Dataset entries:
## begin
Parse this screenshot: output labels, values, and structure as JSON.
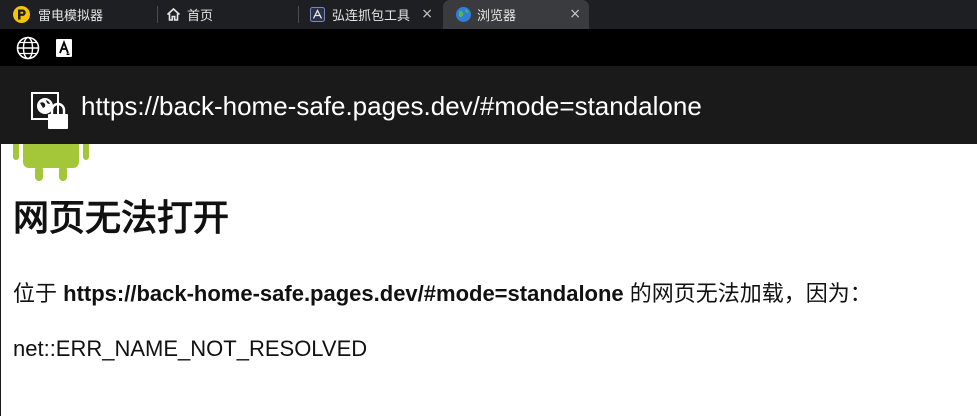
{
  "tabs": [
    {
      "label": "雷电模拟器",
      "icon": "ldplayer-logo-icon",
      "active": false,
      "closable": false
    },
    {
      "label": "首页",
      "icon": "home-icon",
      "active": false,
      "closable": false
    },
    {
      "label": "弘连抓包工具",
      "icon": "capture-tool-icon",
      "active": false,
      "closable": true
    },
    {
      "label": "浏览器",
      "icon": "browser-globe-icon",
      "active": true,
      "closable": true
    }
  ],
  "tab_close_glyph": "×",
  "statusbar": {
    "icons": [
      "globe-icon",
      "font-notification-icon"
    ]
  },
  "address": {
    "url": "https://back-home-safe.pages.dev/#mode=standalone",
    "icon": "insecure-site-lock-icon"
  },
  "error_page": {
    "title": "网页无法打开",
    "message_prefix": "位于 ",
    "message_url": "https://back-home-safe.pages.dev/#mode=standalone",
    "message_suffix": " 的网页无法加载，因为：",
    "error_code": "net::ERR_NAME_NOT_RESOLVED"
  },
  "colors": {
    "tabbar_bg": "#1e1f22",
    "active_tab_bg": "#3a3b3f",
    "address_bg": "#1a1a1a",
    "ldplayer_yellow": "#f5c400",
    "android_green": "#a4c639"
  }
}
## end
## begin
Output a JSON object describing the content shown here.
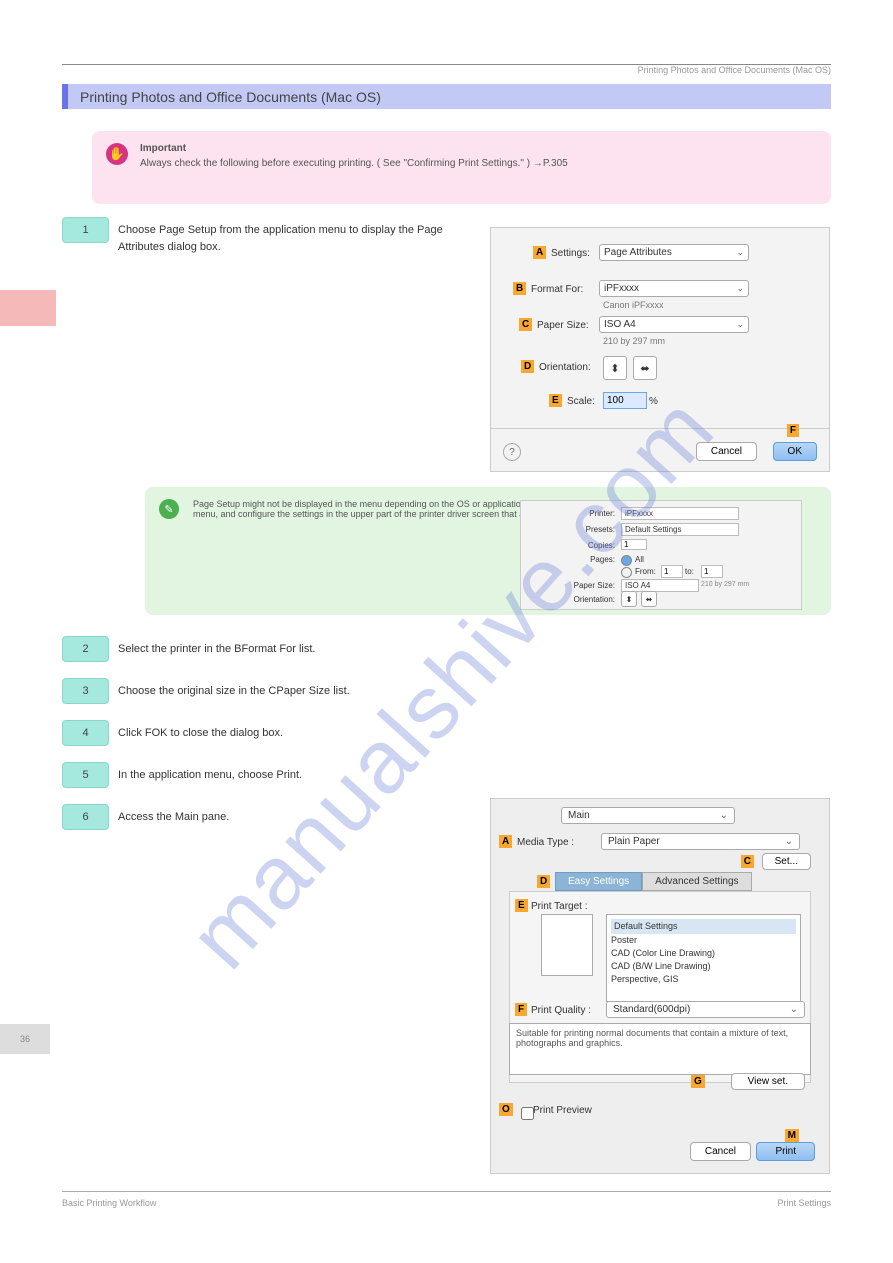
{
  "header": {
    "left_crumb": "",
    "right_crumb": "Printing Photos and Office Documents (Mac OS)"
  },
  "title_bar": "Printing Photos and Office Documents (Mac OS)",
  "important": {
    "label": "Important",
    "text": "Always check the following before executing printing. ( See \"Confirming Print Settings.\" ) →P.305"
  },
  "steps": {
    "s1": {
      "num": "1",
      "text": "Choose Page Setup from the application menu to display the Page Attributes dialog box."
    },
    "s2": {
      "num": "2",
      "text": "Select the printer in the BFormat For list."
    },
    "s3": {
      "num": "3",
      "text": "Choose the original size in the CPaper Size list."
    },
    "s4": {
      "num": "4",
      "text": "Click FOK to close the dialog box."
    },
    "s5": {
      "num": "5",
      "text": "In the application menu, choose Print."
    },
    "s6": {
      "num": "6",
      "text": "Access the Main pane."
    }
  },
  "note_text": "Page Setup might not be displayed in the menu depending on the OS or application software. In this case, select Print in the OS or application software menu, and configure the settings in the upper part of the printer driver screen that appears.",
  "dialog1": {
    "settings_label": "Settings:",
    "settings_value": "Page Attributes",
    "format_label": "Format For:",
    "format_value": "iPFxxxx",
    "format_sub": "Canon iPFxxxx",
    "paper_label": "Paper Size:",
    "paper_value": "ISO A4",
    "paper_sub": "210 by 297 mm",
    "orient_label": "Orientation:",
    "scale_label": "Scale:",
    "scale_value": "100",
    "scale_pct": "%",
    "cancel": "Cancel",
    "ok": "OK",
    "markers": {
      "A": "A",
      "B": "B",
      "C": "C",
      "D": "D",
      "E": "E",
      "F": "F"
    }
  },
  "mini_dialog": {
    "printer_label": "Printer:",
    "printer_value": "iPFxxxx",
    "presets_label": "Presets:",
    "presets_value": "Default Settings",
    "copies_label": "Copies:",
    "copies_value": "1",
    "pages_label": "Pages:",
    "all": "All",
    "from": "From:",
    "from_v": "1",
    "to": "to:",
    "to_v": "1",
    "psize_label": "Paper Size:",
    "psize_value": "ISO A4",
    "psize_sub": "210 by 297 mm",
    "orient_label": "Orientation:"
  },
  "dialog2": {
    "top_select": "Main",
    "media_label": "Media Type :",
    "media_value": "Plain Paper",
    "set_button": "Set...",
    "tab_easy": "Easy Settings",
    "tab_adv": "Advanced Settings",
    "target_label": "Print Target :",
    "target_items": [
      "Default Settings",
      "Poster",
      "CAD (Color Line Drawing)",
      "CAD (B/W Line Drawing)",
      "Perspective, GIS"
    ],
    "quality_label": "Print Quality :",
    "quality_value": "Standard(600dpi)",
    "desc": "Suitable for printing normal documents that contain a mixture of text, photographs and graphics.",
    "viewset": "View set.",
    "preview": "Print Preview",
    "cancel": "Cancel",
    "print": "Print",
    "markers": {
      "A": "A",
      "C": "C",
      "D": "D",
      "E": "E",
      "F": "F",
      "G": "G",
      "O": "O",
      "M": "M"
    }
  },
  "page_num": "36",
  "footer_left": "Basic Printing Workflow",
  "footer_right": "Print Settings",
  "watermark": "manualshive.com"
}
## end
Count the lines in the records above that contain the word "standalone", and give only that number.

(REPLY TO THE EXERCISE)
2